* _The task_
Search the records below for the word "transmembrane". Copy each line where it occurs.
+++++
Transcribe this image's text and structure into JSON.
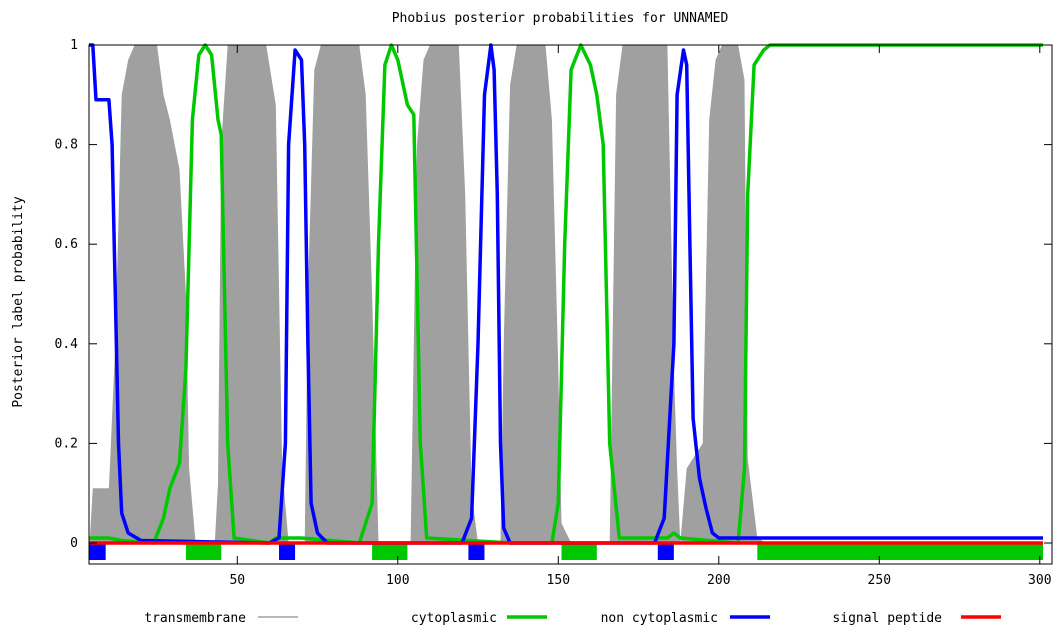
{
  "chart_data": {
    "type": "area",
    "title": "Phobius posterior probabilities for UNNAMED",
    "xlabel": "",
    "ylabel": "Posterior label probability",
    "xlim": [
      1,
      301
    ],
    "ylim": [
      0,
      1
    ],
    "x_ticks": [
      50,
      100,
      150,
      200,
      250,
      300
    ],
    "y_ticks": [
      0,
      0.2,
      0.4,
      0.6,
      0.8,
      1
    ],
    "y_tick_labels": [
      "0",
      "0.2",
      "0.4",
      "0.6",
      "0.8",
      "1"
    ],
    "grid": false,
    "legend_position": "bottom",
    "series": [
      {
        "name": "transmembrane",
        "style": "filled area",
        "color": "#a0a0a0",
        "points": [
          [
            1,
            0
          ],
          [
            4,
            0
          ],
          [
            5,
            0.11
          ],
          [
            10,
            0.11
          ],
          [
            12,
            0.4
          ],
          [
            14,
            0.9
          ],
          [
            16,
            0.97
          ],
          [
            18,
            1
          ],
          [
            25,
            1
          ],
          [
            27,
            0.9
          ],
          [
            29,
            0.85
          ],
          [
            32,
            0.75
          ],
          [
            34,
            0.5
          ],
          [
            35,
            0.15
          ],
          [
            37,
            0
          ],
          [
            43,
            0
          ],
          [
            44,
            0.12
          ],
          [
            45,
            0.8
          ],
          [
            47,
            1
          ],
          [
            59,
            1
          ],
          [
            62,
            0.88
          ],
          [
            64,
            0.15
          ],
          [
            66,
            0
          ],
          [
            71,
            0
          ],
          [
            72,
            0.5
          ],
          [
            74,
            0.95
          ],
          [
            76,
            1
          ],
          [
            88,
            1
          ],
          [
            90,
            0.9
          ],
          [
            92,
            0.5
          ],
          [
            94,
            0
          ],
          [
            104,
            0
          ],
          [
            106,
            0.8
          ],
          [
            108,
            0.97
          ],
          [
            110,
            1
          ],
          [
            119,
            1
          ],
          [
            121,
            0.7
          ],
          [
            123,
            0.1
          ],
          [
            125,
            0
          ],
          [
            132,
            0
          ],
          [
            133,
            0.4
          ],
          [
            135,
            0.92
          ],
          [
            137,
            1
          ],
          [
            146,
            1
          ],
          [
            148,
            0.85
          ],
          [
            150,
            0.35
          ],
          [
            151,
            0.04
          ],
          [
            154,
            0
          ],
          [
            166,
            0
          ],
          [
            168,
            0.9
          ],
          [
            170,
            1
          ],
          [
            184,
            1
          ],
          [
            186,
            0.35
          ],
          [
            187,
            0.15
          ],
          [
            188,
            0
          ],
          [
            190,
            0.15
          ],
          [
            195,
            0.2
          ],
          [
            197,
            0.85
          ],
          [
            199,
            0.97
          ],
          [
            201,
            1
          ],
          [
            206,
            1
          ],
          [
            208,
            0.93
          ],
          [
            209,
            0.17
          ],
          [
            212,
            0.01
          ],
          [
            215,
            0
          ],
          [
            301,
            0
          ]
        ]
      },
      {
        "name": "cytoplasmic",
        "style": "line",
        "color": "#00c800",
        "points": [
          [
            1,
            0.01
          ],
          [
            10,
            0.01
          ],
          [
            14,
            0.005
          ],
          [
            24,
            0
          ],
          [
            27,
            0.05
          ],
          [
            29,
            0.11
          ],
          [
            32,
            0.16
          ],
          [
            34,
            0.35
          ],
          [
            36,
            0.85
          ],
          [
            38,
            0.98
          ],
          [
            40,
            1
          ],
          [
            42,
            0.98
          ],
          [
            44,
            0.85
          ],
          [
            45,
            0.82
          ],
          [
            47,
            0.2
          ],
          [
            49,
            0.01
          ],
          [
            60,
            0
          ],
          [
            62,
            0.01
          ],
          [
            70,
            0.01
          ],
          [
            88,
            0
          ],
          [
            92,
            0.08
          ],
          [
            94,
            0.6
          ],
          [
            96,
            0.96
          ],
          [
            98,
            1
          ],
          [
            100,
            0.97
          ],
          [
            103,
            0.88
          ],
          [
            105,
            0.86
          ],
          [
            107,
            0.2
          ],
          [
            109,
            0.01
          ],
          [
            135,
            0
          ],
          [
            148,
            0
          ],
          [
            150,
            0.08
          ],
          [
            152,
            0.6
          ],
          [
            154,
            0.95
          ],
          [
            157,
            1
          ],
          [
            160,
            0.96
          ],
          [
            162,
            0.9
          ],
          [
            164,
            0.8
          ],
          [
            166,
            0.2
          ],
          [
            169,
            0.01
          ],
          [
            184,
            0.01
          ],
          [
            186,
            0.02
          ],
          [
            188,
            0.01
          ],
          [
            206,
            0
          ],
          [
            208,
            0.15
          ],
          [
            209,
            0.7
          ],
          [
            211,
            0.96
          ],
          [
            214,
            0.99
          ],
          [
            216,
            1
          ],
          [
            301,
            1
          ]
        ]
      },
      {
        "name": "non cytoplasmic",
        "style": "line",
        "color": "#0000ff",
        "points": [
          [
            1,
            1
          ],
          [
            5,
            1
          ],
          [
            6,
            0.89
          ],
          [
            10,
            0.89
          ],
          [
            11,
            0.8
          ],
          [
            12,
            0.5
          ],
          [
            13,
            0.2
          ],
          [
            14,
            0.06
          ],
          [
            16,
            0.02
          ],
          [
            20,
            0.005
          ],
          [
            60,
            0
          ],
          [
            63,
            0.01
          ],
          [
            65,
            0.2
          ],
          [
            66,
            0.8
          ],
          [
            68,
            0.99
          ],
          [
            70,
            0.97
          ],
          [
            71,
            0.8
          ],
          [
            72,
            0.4
          ],
          [
            73,
            0.08
          ],
          [
            75,
            0.02
          ],
          [
            78,
            0
          ],
          [
            120,
            0
          ],
          [
            123,
            0.05
          ],
          [
            125,
            0.4
          ],
          [
            127,
            0.9
          ],
          [
            129,
            1
          ],
          [
            130,
            0.95
          ],
          [
            131,
            0.7
          ],
          [
            132,
            0.2
          ],
          [
            133,
            0.03
          ],
          [
            135,
            0
          ],
          [
            180,
            0
          ],
          [
            183,
            0.05
          ],
          [
            186,
            0.4
          ],
          [
            187,
            0.9
          ],
          [
            189,
            0.99
          ],
          [
            190,
            0.96
          ],
          [
            191,
            0.6
          ],
          [
            192,
            0.25
          ],
          [
            194,
            0.13
          ],
          [
            196,
            0.07
          ],
          [
            198,
            0.02
          ],
          [
            200,
            0.01
          ],
          [
            212,
            0.01
          ],
          [
            301,
            0.01
          ]
        ]
      },
      {
        "name": "signal peptide",
        "style": "line",
        "color": "#ff0000",
        "points": [
          [
            1,
            0
          ],
          [
            301,
            0
          ]
        ]
      }
    ],
    "topology_bar": [
      {
        "label": "non cytoplasmic",
        "color": "#0000ff",
        "start": 1,
        "end": 9
      },
      {
        "label": "cytoplasmic",
        "color": "#00c800",
        "start": 34,
        "end": 45
      },
      {
        "label": "non cytoplasmic",
        "color": "#0000ff",
        "start": 63,
        "end": 68
      },
      {
        "label": "cytoplasmic",
        "color": "#00c800",
        "start": 92,
        "end": 103
      },
      {
        "label": "non cytoplasmic",
        "color": "#0000ff",
        "start": 122,
        "end": 127
      },
      {
        "label": "cytoplasmic",
        "color": "#00c800",
        "start": 151,
        "end": 162
      },
      {
        "label": "non cytoplasmic",
        "color": "#0000ff",
        "start": 181,
        "end": 186
      },
      {
        "label": "cytoplasmic",
        "color": "#00c800",
        "start": 212,
        "end": 301
      }
    ],
    "legend": [
      {
        "label": "transmembrane",
        "color": "#a0a0a0"
      },
      {
        "label": "cytoplasmic",
        "color": "#00c800"
      },
      {
        "label": "non cytoplasmic",
        "color": "#0000ff"
      },
      {
        "label": "signal peptide",
        "color": "#ff0000"
      }
    ]
  }
}
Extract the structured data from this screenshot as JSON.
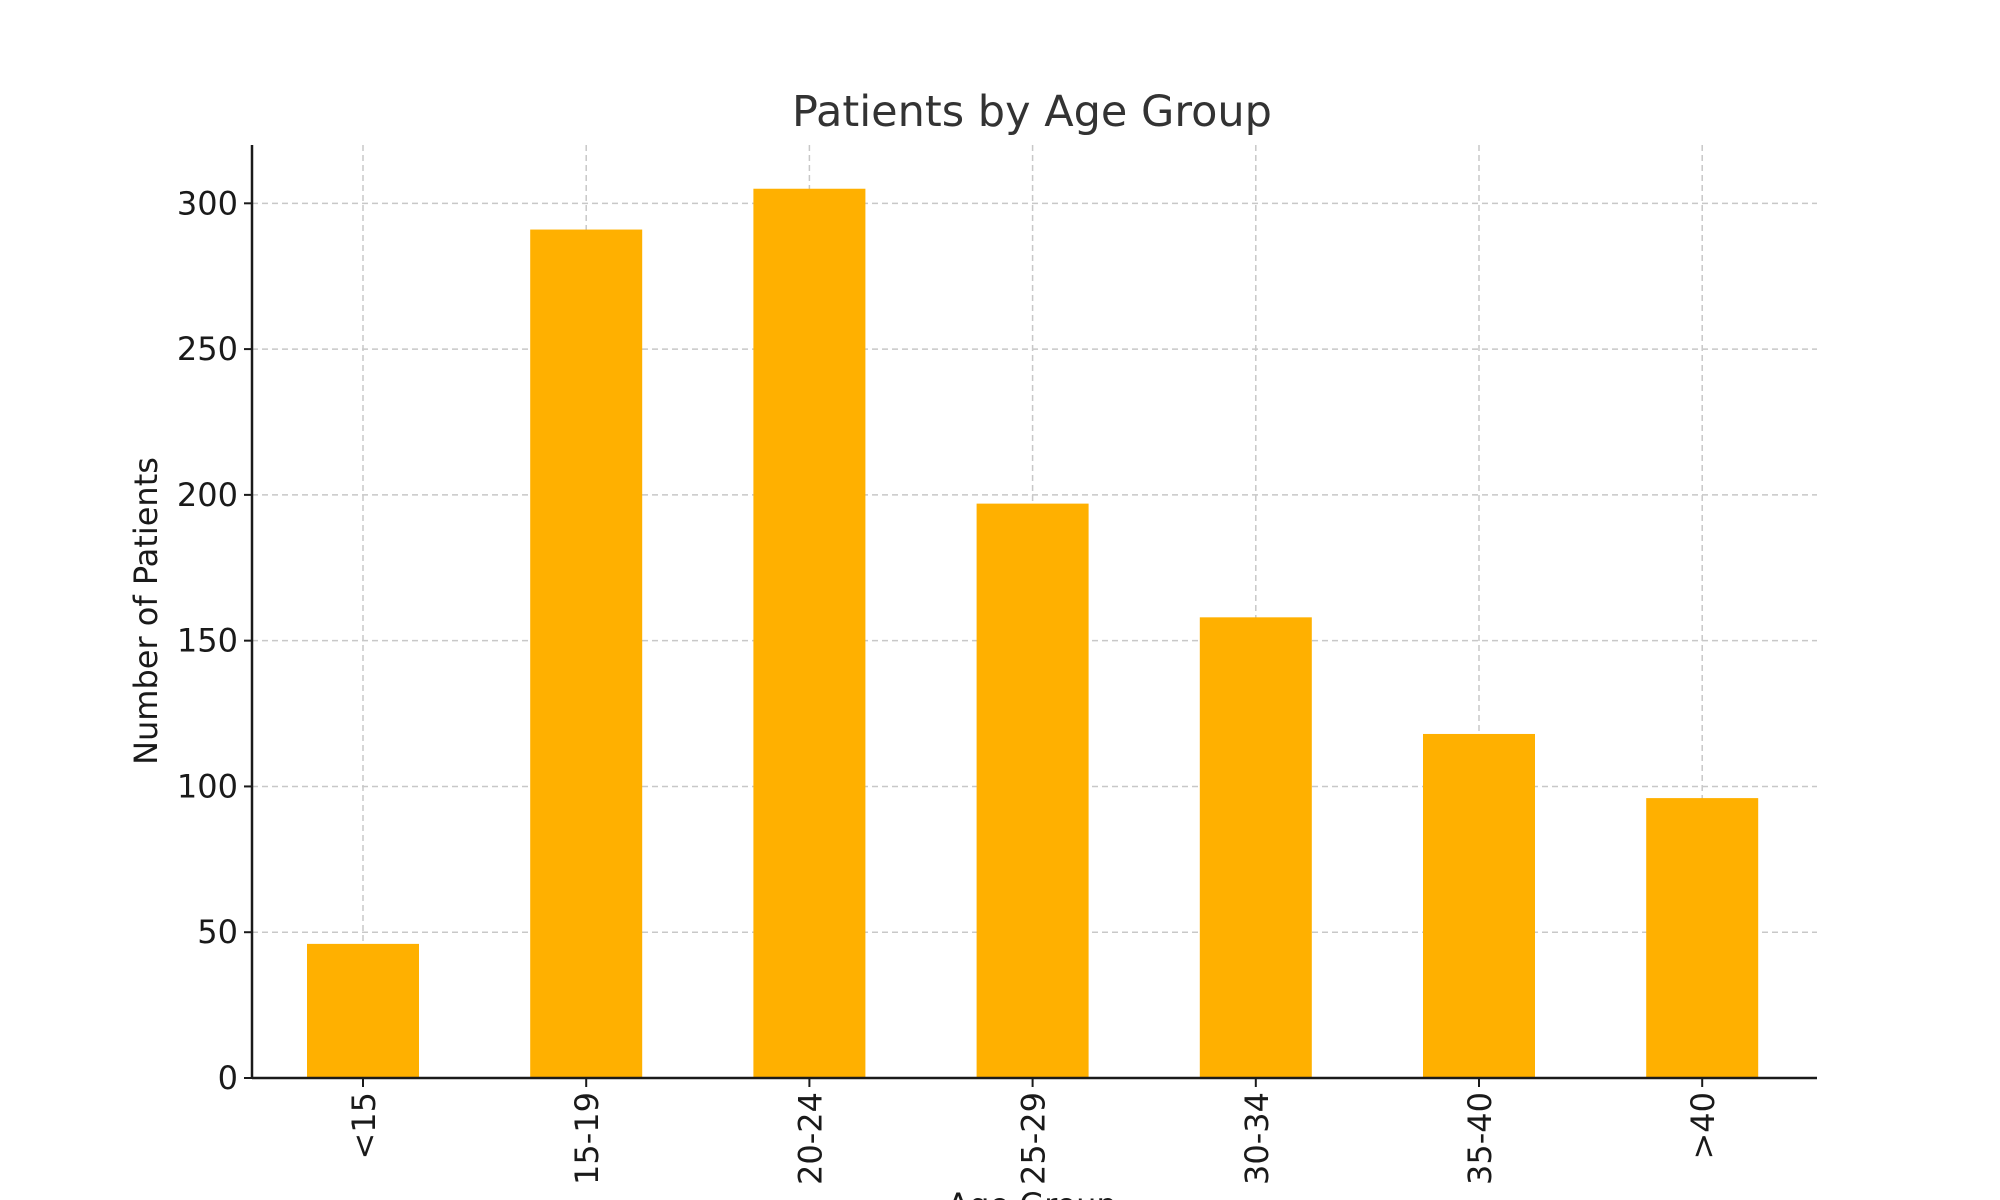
{
  "chart_data": {
    "type": "bar",
    "title": "Patients by Age Group",
    "xlabel": "Age Group",
    "ylabel": "Number of Patients",
    "categories": [
      "<15",
      "15-19",
      "20-24",
      "25-29",
      "30-34",
      "35-40",
      ">40"
    ],
    "values": [
      46,
      291,
      305,
      197,
      158,
      118,
      96
    ],
    "ylim": [
      0,
      320
    ],
    "yticks": [
      0,
      50,
      100,
      150,
      200,
      250,
      300
    ],
    "grid": true,
    "colors": {
      "bar": "#FFB000"
    }
  }
}
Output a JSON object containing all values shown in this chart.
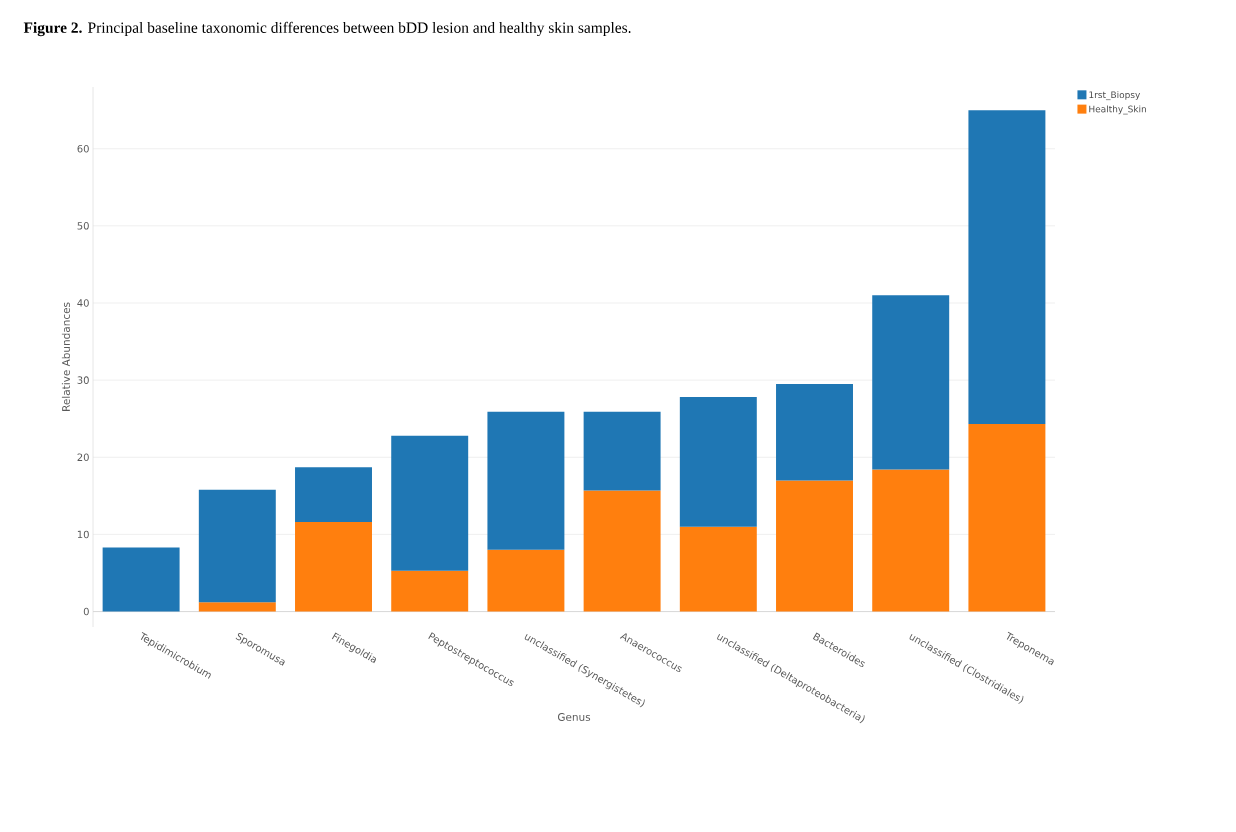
+++++
* _Solution for this exercise_
        "name": "transmembrane",
        "label": "transmembrane",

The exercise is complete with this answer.